Copy out, from the entries below, each line holding the string "surface".

** Start **

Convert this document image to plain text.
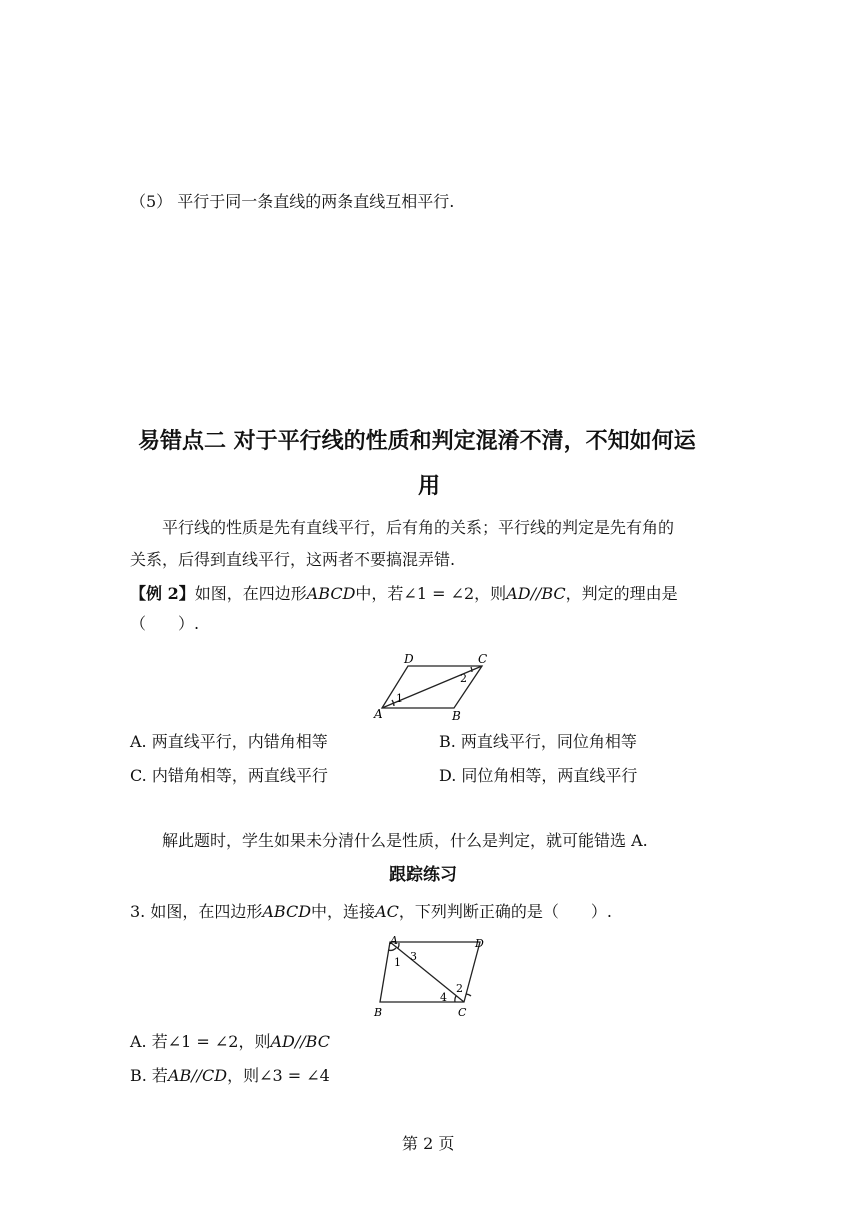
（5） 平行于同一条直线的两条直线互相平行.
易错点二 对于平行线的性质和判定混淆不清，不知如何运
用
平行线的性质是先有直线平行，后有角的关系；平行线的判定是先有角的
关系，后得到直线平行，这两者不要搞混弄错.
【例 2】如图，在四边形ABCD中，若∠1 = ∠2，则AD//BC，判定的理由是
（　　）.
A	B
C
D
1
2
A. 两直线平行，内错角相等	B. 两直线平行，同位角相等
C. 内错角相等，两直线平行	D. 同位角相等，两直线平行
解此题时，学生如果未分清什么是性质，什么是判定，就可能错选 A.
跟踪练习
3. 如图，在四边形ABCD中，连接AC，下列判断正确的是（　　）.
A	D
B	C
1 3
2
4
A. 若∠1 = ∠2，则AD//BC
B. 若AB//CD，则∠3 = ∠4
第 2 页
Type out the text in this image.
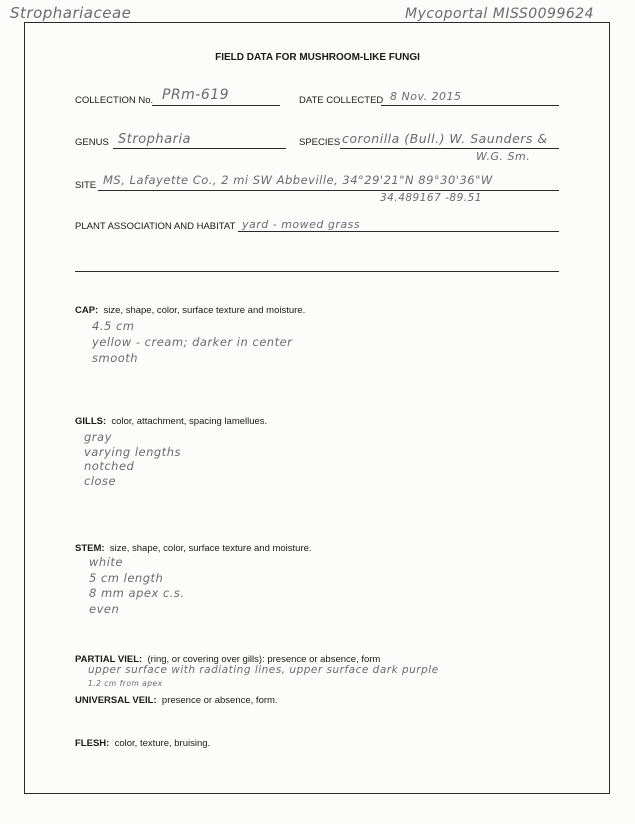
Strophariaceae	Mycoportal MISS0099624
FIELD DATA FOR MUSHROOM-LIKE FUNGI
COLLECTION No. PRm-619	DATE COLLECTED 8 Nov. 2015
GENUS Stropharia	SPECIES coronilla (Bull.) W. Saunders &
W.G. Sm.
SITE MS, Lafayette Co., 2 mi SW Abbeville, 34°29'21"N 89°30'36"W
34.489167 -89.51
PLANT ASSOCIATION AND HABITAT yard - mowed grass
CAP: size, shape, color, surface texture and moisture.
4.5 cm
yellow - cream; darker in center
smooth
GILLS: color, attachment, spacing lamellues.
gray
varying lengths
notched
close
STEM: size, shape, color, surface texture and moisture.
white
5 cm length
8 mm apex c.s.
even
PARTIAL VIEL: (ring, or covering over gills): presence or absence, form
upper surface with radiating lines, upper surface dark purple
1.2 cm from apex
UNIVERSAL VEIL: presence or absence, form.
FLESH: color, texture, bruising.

** End **

• Task output:
CAP: size, shape, color, surface texture and moisture.
STEM: size, shape, color, surface texture and moisture.
upper surface with radiating lines, upper surface dark purple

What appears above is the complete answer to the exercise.